Brief >> Write out each line in which the string "study" is present.

Data shown >>
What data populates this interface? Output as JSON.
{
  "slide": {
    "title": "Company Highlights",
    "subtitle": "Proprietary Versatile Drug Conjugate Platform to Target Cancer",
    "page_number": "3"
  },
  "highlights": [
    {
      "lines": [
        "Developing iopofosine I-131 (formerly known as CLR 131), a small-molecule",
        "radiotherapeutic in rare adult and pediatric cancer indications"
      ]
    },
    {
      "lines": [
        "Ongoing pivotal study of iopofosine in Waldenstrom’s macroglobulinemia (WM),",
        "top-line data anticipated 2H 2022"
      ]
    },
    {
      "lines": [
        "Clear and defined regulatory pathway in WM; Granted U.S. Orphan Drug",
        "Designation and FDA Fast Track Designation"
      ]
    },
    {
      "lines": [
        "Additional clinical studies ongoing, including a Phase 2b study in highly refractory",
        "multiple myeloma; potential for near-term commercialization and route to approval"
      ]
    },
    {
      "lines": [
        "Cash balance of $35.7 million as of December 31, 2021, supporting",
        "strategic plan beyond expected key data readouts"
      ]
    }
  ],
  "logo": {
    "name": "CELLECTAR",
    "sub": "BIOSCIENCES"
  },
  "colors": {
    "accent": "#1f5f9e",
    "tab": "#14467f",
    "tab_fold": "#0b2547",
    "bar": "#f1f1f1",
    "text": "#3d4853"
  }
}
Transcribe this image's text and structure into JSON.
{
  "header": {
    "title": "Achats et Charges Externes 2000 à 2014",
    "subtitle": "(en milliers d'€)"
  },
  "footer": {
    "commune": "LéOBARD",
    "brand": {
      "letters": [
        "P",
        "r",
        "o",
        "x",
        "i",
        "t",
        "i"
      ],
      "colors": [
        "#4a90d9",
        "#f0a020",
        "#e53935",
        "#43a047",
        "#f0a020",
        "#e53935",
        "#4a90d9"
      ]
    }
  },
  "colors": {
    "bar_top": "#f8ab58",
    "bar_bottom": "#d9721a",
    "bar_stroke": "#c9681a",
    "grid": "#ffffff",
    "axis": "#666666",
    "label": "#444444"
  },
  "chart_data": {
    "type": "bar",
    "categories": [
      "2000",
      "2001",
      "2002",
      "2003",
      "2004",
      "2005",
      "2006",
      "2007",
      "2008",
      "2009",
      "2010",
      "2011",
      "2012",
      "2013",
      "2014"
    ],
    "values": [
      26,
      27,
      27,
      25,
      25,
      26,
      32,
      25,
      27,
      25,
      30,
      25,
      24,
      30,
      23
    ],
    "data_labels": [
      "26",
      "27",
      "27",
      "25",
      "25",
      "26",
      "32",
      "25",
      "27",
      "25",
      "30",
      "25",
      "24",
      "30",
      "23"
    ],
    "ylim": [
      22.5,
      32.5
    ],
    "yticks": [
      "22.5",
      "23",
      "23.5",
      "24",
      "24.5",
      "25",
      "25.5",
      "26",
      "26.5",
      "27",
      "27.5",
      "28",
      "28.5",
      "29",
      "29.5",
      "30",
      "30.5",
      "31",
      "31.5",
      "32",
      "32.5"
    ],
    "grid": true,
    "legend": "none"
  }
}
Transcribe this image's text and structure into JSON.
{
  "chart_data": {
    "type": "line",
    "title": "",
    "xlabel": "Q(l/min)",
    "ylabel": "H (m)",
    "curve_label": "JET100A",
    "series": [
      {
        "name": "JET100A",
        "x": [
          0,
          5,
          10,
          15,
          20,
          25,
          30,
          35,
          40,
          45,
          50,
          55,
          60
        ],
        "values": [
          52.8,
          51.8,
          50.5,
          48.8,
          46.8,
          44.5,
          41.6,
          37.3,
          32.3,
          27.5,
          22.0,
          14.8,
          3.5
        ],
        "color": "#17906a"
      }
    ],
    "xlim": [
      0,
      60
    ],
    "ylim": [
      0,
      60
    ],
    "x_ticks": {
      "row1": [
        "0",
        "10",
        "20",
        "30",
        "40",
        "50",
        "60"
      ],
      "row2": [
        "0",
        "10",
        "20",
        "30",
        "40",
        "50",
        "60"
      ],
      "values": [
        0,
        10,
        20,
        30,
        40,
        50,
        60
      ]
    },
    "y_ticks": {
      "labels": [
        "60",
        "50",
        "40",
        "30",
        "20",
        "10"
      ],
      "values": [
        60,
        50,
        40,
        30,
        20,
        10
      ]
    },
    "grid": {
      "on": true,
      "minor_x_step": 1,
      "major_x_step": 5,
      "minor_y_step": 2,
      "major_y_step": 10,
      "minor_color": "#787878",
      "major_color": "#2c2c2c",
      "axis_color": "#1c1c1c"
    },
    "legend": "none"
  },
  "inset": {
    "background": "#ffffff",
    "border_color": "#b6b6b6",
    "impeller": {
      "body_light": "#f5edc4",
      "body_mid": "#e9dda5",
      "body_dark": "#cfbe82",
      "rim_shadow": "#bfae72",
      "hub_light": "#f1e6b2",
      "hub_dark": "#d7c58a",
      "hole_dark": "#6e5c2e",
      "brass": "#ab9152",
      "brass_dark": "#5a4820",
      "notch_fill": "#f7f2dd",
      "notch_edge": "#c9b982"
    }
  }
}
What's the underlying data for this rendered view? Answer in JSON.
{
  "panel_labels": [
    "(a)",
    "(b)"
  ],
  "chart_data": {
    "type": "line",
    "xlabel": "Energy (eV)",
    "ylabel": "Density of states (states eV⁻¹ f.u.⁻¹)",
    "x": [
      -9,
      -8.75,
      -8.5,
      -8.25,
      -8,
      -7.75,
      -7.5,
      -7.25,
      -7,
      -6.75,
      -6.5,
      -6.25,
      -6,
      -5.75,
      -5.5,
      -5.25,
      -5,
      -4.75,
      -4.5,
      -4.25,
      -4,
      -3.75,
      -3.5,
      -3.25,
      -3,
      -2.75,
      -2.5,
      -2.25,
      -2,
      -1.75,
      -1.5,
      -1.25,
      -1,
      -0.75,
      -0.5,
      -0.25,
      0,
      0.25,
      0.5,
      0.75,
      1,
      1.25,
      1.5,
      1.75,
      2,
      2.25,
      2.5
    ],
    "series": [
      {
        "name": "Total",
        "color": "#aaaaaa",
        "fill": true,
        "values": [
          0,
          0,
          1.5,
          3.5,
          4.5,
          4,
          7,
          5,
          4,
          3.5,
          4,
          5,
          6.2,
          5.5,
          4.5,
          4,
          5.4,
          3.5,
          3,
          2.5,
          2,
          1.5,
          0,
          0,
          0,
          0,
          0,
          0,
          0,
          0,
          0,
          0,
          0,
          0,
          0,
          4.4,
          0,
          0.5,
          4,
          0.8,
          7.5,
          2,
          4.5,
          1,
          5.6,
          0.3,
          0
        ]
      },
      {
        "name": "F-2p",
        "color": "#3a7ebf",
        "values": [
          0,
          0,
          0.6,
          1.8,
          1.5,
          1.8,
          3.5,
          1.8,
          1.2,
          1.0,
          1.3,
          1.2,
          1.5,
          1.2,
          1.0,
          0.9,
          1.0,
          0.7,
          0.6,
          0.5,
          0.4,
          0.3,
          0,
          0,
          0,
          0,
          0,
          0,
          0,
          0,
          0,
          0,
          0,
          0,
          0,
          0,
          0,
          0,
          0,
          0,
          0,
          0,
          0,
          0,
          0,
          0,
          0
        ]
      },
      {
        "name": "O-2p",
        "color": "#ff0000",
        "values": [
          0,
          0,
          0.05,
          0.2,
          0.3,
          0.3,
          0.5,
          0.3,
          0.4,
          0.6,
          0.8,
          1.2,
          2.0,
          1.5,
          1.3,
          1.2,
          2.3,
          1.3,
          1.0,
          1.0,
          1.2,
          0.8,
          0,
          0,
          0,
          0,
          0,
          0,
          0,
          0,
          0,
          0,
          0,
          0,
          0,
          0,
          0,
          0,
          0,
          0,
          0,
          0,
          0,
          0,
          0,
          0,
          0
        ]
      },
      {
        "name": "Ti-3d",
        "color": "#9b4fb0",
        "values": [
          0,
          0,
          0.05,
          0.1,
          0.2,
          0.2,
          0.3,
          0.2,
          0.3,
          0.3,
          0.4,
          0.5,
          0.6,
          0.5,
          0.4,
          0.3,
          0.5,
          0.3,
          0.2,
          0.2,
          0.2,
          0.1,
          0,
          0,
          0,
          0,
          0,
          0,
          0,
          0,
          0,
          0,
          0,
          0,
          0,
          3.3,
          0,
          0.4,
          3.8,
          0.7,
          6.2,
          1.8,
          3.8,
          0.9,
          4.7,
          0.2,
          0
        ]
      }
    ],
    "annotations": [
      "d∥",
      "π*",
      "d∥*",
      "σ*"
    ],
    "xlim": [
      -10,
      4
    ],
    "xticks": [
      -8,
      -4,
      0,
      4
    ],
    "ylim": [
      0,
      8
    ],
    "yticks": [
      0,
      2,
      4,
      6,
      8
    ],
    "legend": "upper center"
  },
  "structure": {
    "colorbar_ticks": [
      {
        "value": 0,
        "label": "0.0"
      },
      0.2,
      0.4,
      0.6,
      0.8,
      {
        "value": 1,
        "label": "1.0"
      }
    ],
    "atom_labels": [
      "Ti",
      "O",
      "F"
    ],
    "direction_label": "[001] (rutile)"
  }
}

The completed task >>
        "Ongoing pivotal study of iopofosine in Waldenstrom’s macroglobulinemia (WM),",
        "Additional clinical studies ongoing, including a Phase 2b study in highly refractory",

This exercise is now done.